— RECORDS FOR THIS EXERCISE —
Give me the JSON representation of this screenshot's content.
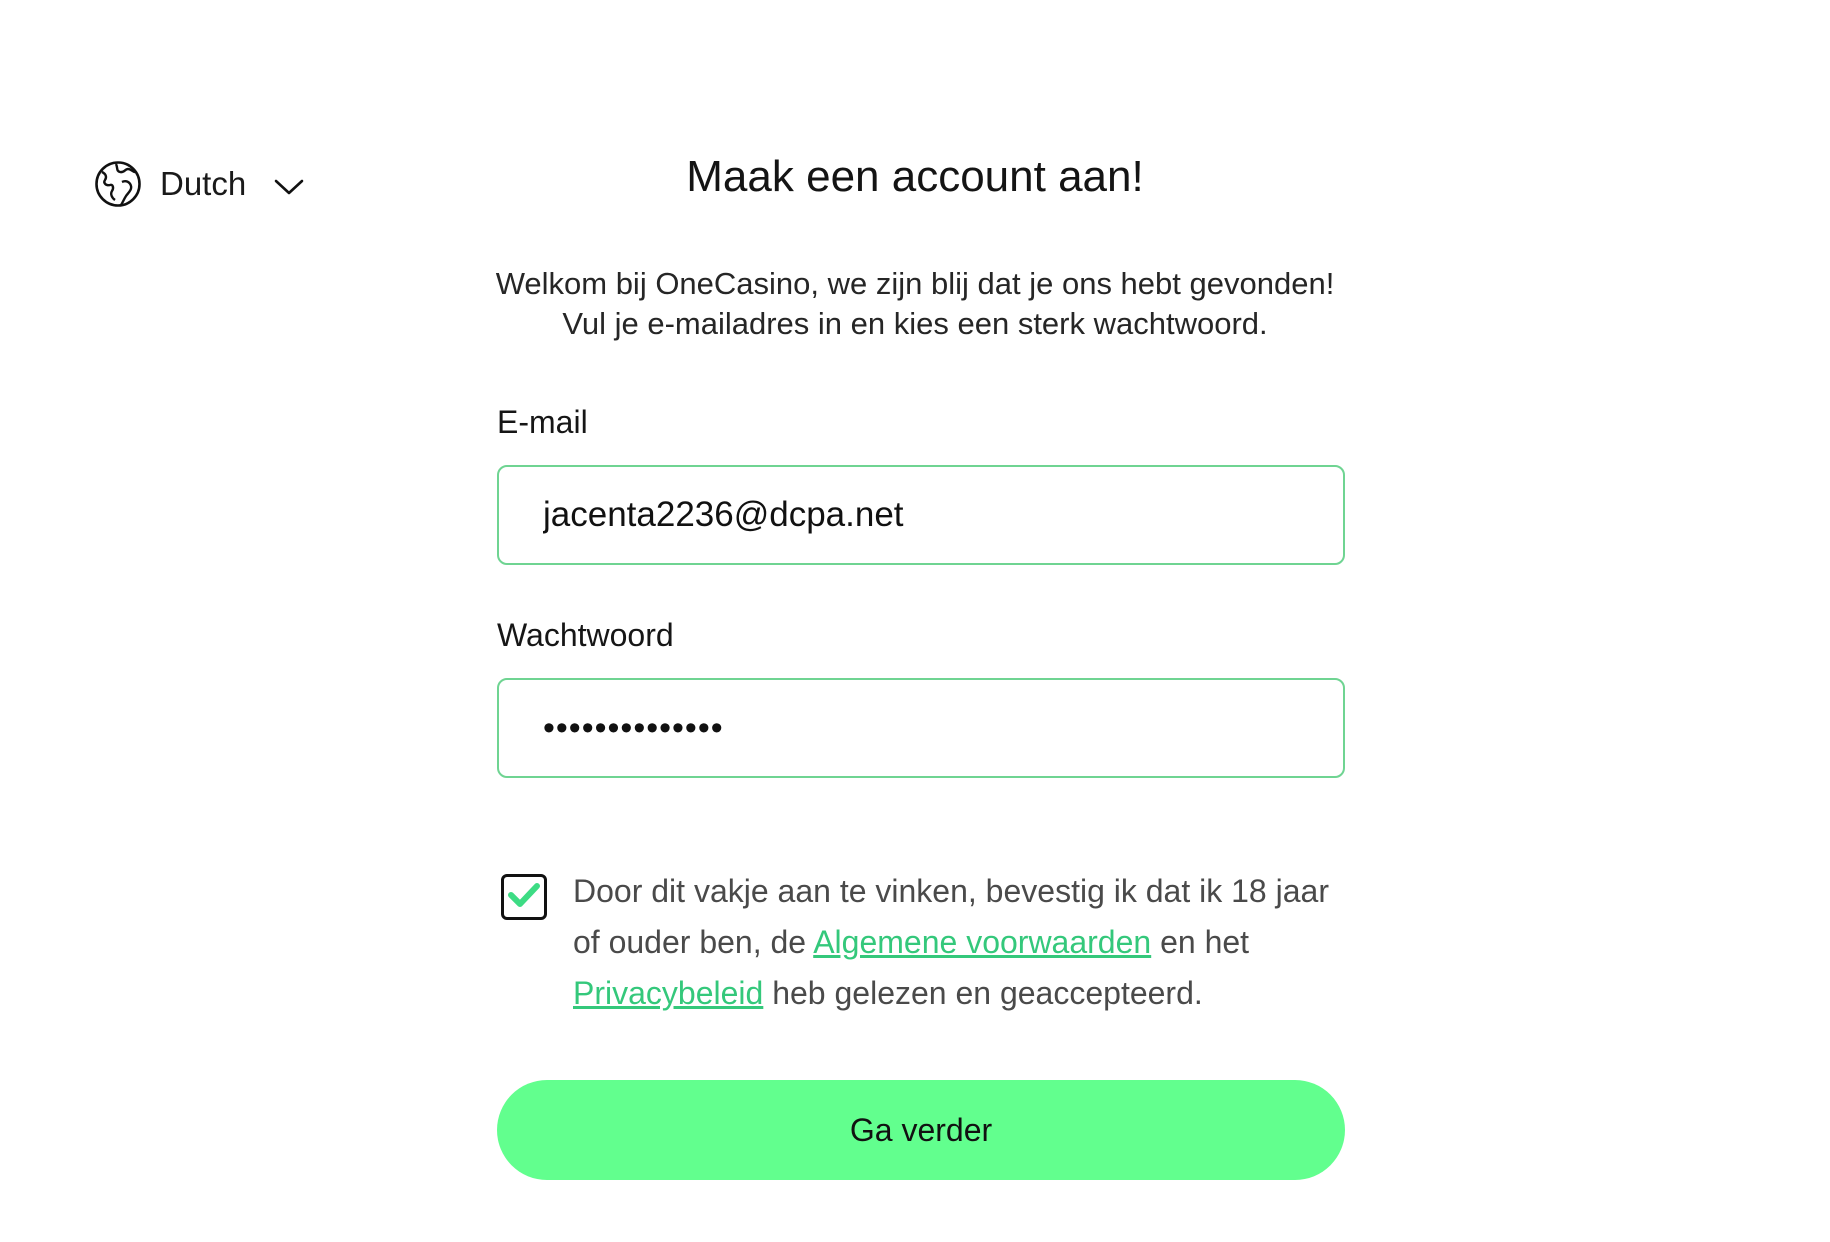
{
  "language": {
    "label": "Dutch",
    "icon": "globe-icon",
    "chevron": "chevron-down-icon"
  },
  "heading": {
    "title": "Maak een account aan!",
    "line1": "Welkom bij OneCasino, we zijn blij dat je ons hebt gevonden!",
    "line2": "Vul je e-mailadres in en kies een sterk wachtwoord."
  },
  "form": {
    "email_label": "E-mail",
    "email_value": "jacenta2236@dcpa.net",
    "password_label": "Wachtwoord",
    "password_value": "••••••••••••••"
  },
  "consent": {
    "checked": true,
    "text_before": "Door dit vakje aan te vinken, bevestig ik dat ik 18 jaar of ouder ben, de ",
    "terms_link": "Algemene voorwaarden",
    "text_middle": " en het ",
    "privacy_link": "Privacybeleid",
    "text_after": " heb gelezen en geaccepteerd."
  },
  "submit": {
    "label": "Ga verder"
  },
  "colors": {
    "accent": "#62ff8e",
    "input_border": "#6fd492",
    "link": "#34c87b",
    "check": "#3ddc84"
  }
}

— YOUR INSTRUCTIONS —
Work out how many lines in the records above contain the word "icon", and reply with that number alone.

— RESPONSE TO THIS EXERCISE —
2